_Your instructions_: Reproduce all of the records exactly.
##### Given records
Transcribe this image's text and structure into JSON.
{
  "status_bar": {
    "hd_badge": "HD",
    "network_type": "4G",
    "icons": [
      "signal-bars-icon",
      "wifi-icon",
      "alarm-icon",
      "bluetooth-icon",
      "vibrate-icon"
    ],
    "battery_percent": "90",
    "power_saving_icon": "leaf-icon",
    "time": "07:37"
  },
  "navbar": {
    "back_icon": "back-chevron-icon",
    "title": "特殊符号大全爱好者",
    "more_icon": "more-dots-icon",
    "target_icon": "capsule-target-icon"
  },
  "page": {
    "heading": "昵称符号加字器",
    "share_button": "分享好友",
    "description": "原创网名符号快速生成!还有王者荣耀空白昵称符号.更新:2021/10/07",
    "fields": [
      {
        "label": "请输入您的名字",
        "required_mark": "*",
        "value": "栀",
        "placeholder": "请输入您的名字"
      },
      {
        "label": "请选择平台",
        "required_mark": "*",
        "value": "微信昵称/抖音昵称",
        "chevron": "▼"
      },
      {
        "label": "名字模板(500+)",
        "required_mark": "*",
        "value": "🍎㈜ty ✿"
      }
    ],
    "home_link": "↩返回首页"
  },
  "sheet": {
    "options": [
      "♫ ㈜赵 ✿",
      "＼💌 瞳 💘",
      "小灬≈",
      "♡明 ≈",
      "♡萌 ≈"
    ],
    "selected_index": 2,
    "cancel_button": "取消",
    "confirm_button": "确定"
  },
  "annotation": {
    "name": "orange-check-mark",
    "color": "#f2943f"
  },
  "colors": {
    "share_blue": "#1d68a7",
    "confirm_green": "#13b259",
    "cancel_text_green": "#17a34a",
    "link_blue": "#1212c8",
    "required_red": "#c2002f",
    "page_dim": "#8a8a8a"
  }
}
##########
_Solution_:
Transcribe this image's text and structure into JSON.
{
  "status_bar": {
    "hd_badge": "HD",
    "network_type": "4G",
    "icons": [
      "signal-bars-icon",
      "wifi-icon",
      "alarm-icon",
      "bluetooth-icon",
      "vibrate-icon"
    ],
    "battery_percent": "90",
    "power_saving_icon": "leaf-icon",
    "time": "07:37"
  },
  "navbar": {
    "back_icon": "back-chevron-icon",
    "title": "特殊符号大全爱好者",
    "more_icon": "more-dots-icon",
    "target_icon": "capsule-target-icon"
  },
  "page": {
    "heading": "昵称符号加字器",
    "share_button": "分享好友",
    "description": "原创网名符号快速生成!还有王者荣耀空白昵称符号.更新:2021/10/07",
    "fields": [
      {
        "label": "请输入您的名字",
        "required_mark": "*",
        "value": "栀",
        "placeholder": "请输入您的名字"
      },
      {
        "label": "请选择平台",
        "required_mark": "*",
        "value": "微信昵称/抖音昵称",
        "chevron": "▼"
      },
      {
        "label": "名字模板(500+)",
        "required_mark": "*",
        "value": "🍎㈜ty ✿"
      }
    ],
    "home_link": "↩返回首页"
  },
  "sheet": {
    "options": [
      "♫ ㈜赵 ✿",
      "＼💌 瞳 💘",
      "小灬≈",
      "♡明 ≈",
      "♡萌 ≈"
    ],
    "selected_index": 2,
    "cancel_button": "取消",
    "confirm_button": "确定"
  },
  "annotation": {
    "name": "orange-check-mark",
    "color": "#f2943f"
  },
  "colors": {
    "share_blue": "#1d68a7",
    "confirm_green": "#13b259",
    "cancel_text_green": "#17a34a",
    "link_blue": "#1212c8",
    "required_red": "#c2002f",
    "page_dim": "#8a8a8a"
  }
}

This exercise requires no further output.